- Instruction:
Repeat the lines of the records exactly, from the first line through the line containing "add-icon: + xyxy=(918,133,934,163)", inclusive.

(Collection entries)
------------

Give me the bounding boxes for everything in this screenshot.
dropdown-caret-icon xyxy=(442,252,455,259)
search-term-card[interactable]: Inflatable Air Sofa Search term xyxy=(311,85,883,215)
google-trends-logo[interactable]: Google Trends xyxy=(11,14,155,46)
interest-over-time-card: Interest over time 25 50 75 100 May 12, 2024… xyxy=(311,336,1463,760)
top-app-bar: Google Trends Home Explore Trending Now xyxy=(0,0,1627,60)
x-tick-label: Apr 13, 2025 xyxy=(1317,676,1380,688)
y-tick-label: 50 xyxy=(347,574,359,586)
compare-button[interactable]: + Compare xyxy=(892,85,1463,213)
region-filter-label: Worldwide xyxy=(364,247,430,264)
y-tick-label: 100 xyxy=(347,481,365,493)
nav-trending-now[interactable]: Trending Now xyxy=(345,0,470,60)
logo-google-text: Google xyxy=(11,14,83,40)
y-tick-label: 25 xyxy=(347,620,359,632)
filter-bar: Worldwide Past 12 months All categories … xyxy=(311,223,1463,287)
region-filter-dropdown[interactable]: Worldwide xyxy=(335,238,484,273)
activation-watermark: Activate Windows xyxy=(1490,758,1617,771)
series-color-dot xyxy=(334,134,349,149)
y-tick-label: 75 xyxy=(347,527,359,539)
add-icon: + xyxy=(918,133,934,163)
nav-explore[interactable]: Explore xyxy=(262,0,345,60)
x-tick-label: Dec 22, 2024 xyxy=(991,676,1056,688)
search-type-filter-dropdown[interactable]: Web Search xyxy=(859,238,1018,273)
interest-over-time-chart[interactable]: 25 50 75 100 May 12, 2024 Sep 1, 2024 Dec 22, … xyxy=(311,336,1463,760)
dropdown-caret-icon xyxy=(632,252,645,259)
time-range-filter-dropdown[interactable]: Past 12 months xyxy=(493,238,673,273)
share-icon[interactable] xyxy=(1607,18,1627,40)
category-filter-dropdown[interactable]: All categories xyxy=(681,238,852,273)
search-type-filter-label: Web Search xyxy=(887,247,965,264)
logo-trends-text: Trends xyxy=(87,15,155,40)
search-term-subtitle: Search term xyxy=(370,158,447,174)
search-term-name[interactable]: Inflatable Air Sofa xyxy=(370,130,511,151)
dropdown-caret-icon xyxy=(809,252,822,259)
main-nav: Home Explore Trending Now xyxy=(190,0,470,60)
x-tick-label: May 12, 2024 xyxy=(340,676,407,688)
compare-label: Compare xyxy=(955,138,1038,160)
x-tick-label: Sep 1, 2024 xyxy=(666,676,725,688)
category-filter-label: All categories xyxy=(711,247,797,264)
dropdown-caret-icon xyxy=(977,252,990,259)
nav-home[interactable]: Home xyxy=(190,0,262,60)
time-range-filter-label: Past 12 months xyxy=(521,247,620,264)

------------

- Result of this task:
Give me the bounding boxes for everything in this screenshot.
dropdown-caret-icon xyxy=(442,252,455,259)
search-term-card[interactable]: Inflatable Air Sofa Search term xyxy=(311,85,883,215)
google-trends-logo[interactable]: Google Trends xyxy=(11,14,155,46)
interest-over-time-card: Interest over time 25 50 75 100 May 12, 2024… xyxy=(311,336,1463,760)
top-app-bar: Google Trends Home Explore Trending Now xyxy=(0,0,1627,60)
x-tick-label: Apr 13, 2025 xyxy=(1317,676,1380,688)
y-tick-label: 50 xyxy=(347,574,359,586)
compare-button[interactable]: + Compare xyxy=(892,85,1463,213)
region-filter-label: Worldwide xyxy=(364,247,430,264)
y-tick-label: 100 xyxy=(347,481,365,493)
nav-trending-now[interactable]: Trending Now xyxy=(345,0,470,60)
logo-google-text: Google xyxy=(11,14,83,40)
y-tick-label: 25 xyxy=(347,620,359,632)
filter-bar: Worldwide Past 12 months All categories … xyxy=(311,223,1463,287)
region-filter-dropdown[interactable]: Worldwide xyxy=(335,238,484,273)
activation-watermark: Activate Windows xyxy=(1490,758,1617,771)
series-color-dot xyxy=(334,134,349,149)
y-tick-label: 75 xyxy=(347,527,359,539)
add-icon: + xyxy=(918,133,934,163)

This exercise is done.